◆ Exercise objective
Every entry below must appear again, exactly as written.

◆ Data supplied
■ ■ ■ ■

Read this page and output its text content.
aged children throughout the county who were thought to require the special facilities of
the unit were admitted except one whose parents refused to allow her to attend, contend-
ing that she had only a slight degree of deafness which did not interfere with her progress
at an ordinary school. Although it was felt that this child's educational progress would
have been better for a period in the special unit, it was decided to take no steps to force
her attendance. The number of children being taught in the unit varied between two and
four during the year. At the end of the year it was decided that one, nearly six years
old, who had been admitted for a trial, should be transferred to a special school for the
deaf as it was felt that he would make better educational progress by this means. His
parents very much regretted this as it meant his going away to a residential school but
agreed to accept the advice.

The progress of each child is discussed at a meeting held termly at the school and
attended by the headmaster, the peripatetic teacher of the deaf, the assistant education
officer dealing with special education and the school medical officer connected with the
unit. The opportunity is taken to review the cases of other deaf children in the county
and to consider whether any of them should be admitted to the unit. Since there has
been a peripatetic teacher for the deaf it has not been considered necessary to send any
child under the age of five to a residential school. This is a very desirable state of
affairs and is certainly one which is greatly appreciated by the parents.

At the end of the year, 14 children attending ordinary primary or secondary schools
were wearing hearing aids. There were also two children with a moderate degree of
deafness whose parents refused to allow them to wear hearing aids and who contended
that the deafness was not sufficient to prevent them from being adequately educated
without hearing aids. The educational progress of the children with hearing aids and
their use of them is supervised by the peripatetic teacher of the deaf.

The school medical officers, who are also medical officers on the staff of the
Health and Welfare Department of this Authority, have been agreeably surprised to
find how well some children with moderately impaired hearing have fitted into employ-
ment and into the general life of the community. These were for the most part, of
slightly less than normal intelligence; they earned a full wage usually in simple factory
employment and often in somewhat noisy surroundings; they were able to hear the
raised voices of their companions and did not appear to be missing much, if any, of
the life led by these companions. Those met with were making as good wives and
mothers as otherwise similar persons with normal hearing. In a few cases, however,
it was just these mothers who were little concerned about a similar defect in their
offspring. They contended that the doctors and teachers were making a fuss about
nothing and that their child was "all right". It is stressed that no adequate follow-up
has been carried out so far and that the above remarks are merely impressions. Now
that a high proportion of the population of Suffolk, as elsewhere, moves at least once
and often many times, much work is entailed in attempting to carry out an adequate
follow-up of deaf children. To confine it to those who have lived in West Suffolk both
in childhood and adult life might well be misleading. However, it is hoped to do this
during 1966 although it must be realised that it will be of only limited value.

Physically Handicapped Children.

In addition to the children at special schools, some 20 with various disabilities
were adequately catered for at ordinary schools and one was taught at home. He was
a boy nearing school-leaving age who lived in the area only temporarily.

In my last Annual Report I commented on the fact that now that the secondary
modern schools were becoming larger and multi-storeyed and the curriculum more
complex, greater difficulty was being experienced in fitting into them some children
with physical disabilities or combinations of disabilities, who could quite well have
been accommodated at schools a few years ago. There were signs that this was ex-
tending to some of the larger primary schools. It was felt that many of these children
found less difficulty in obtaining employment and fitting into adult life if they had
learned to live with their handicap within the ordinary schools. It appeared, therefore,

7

■ ■ ■ ■

◆ Result below
Read this page and output its text content.
aged children throughout the county who were thought to require the special facilities of
the unit were admitted except one whose parents refused to allow her to attend, contend-
ing that she had only a slight degree of deafness which did not interfere with her progress
at an ordinary school. Although it was felt that this child's educational progress would
have been better for a period in the special unit, it was decided to take no steps to force
her attendance. The number of children being taught in the unit varied between two and
four during the year. At the end of the year it was decided that one, nearly six years
old, who had been admitted for a trial, should be transferred to a special school for the
deaf as it was felt that he would make better educational progress by this means. His
parents very much regretted this as it meant his going away to a residential school but
agreed to accept the advice.

The progress of each child is discussed at a meeting held termly at the school and
attended by the headmaster, the peripatetic teacher of the deaf, the assistant education
officer dealing with special education and the school medical officer connected with the
unit. The opportunity is taken to review the cases of other deaf children in the county
and to consider whether any of them should be admitted to the unit. Since there has
been a peripatetic teacher for the deaf it has not been considered necessary to send any
child under the age of five to a residential school. This is a very desirable state of
affairs and is certainly one which is greatly appreciated by the parents.

At the end of the year, 14 children attending ordinary primary or secondary schools
were wearing hearing aids. There were also two children with a moderate degree of
deafness whose parents refused to allow them to wear hearing aids and who contended
that the deafness was not sufficient to prevent them from being adequately educated
without hearing aids. The educational progress of the children with hearing aids and
their use of them is supervised by the peripatetic teacher of the deaf.

The school medical officers, who are also medical officers on the staff of the
Health and Welfare Department of this Authority, have been agreeably surprised to
find how well some children with moderately impaired hearing have fitted into employ-
ment and into the general life of the community. These were for the most part, of
slightly less than normal intelligence; they earned a full wage usually in simple factory
employment and often in somewhat noisy surroundings; they were able to hear the
raised voices of their companions and did not appear to be missing much, if any, of
the life led by these companions. Those met with were making as good wives and
mothers as otherwise similar persons with normal hearing. In a few cases, however,
it was just these mothers who were little concerned about a similar defect in their
offspring. They contended that the doctors and teachers were making a fuss about
nothing and that their child was "all right". It is stressed that no adequate follow-up
has been carried out so far and that the above remarks are merely impressions. Now
that a high proportion of the population of Suffolk, as elsewhere, moves at least once
and often many times, much work is entailed in attempting to carry out an adequate
follow-up of deaf children. To confine it to those who have lived in West Suffolk both
in childhood and adult life might well be misleading. However, it is hoped to do this
during 1966 although it must be realised that it will be of only limited value.

Physically Handicapped Children.

In addition to the children at special schools, some 20 with various disabilities
were adequately catered for at ordinary schools and one was taught at home. He was
a boy nearing school-leaving age who lived in the area only temporarily.

In my last Annual Report I commented on the fact that now that the secondary
modern schools were becoming larger and multi-storeyed and the curriculum more
complex, greater difficulty was being experienced in fitting into them some children
with physical disabilities or combinations of disabilities, who could quite well have
been accommodated at schools a few years ago. There were signs that this was ex-
tending to some of the larger primary schools. It was felt that many of these children
found less difficulty in obtaining employment and fitting into adult life if they had
learned to live with their handicap within the ordinary schools. It appeared, therefore,

7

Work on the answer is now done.